** start of Material provided **

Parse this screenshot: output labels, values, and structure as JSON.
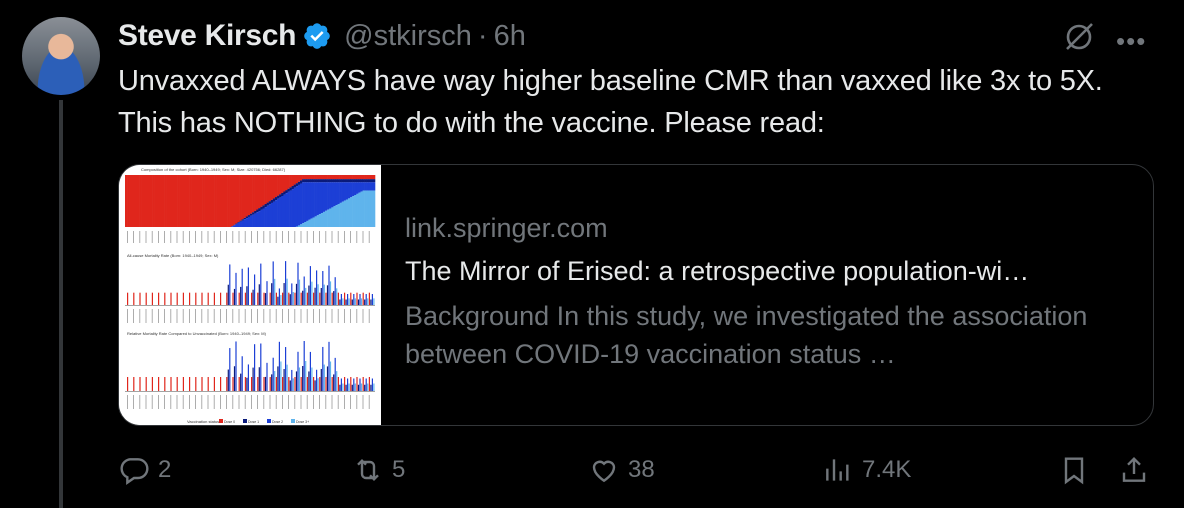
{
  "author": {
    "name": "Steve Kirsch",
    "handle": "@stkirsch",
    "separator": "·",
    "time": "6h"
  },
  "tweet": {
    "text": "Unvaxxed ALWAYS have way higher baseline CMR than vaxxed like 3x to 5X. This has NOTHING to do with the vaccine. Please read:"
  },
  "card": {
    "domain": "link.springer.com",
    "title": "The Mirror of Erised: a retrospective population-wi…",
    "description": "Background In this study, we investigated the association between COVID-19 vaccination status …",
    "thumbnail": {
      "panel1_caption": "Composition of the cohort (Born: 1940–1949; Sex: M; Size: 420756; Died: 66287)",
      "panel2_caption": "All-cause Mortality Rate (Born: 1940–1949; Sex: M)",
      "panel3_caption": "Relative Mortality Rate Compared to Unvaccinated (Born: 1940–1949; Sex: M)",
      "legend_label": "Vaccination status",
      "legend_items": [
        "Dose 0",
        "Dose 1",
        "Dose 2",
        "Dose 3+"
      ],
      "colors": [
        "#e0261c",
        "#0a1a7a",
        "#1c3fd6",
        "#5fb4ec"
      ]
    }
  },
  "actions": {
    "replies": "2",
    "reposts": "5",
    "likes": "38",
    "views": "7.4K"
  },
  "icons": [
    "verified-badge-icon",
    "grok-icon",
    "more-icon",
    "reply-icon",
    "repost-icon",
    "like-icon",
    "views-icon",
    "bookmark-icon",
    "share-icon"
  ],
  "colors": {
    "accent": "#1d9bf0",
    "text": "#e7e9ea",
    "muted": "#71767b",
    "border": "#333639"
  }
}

** end of Material provided **
** start of Material provided **

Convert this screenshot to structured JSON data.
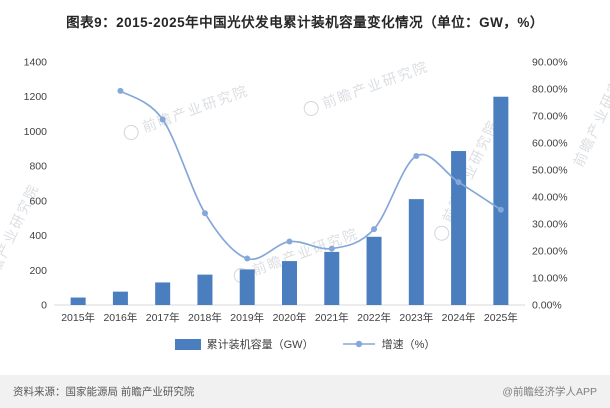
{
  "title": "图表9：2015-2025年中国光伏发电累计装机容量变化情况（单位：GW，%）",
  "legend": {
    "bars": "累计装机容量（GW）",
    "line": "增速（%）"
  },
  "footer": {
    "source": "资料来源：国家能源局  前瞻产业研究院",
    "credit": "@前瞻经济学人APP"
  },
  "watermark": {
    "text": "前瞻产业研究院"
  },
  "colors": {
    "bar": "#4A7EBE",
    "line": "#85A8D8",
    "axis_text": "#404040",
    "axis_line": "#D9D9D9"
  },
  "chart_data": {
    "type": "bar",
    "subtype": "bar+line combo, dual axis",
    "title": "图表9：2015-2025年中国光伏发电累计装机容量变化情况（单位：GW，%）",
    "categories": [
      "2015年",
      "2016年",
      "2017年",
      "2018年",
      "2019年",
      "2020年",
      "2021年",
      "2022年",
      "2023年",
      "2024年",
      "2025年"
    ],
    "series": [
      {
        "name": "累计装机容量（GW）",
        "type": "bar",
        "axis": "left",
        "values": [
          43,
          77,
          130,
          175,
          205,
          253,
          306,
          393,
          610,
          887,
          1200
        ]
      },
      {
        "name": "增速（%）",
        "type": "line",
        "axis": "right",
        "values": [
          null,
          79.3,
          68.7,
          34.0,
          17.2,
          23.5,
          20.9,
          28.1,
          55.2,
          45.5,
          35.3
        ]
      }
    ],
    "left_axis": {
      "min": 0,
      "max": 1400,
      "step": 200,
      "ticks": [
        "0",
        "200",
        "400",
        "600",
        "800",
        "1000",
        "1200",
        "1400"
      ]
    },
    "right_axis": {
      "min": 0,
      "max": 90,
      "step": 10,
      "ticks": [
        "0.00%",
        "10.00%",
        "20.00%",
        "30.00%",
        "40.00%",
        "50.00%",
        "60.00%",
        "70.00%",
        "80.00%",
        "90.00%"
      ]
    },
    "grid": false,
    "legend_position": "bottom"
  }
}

** end of Material provided **

* [The problem] List every line above that contains the word "前瞻产业研究院".

* [Solution to this exercise]
    "source": "资料来源：国家能源局  前瞻产业研究院",
    "text": "前瞻产业研究院"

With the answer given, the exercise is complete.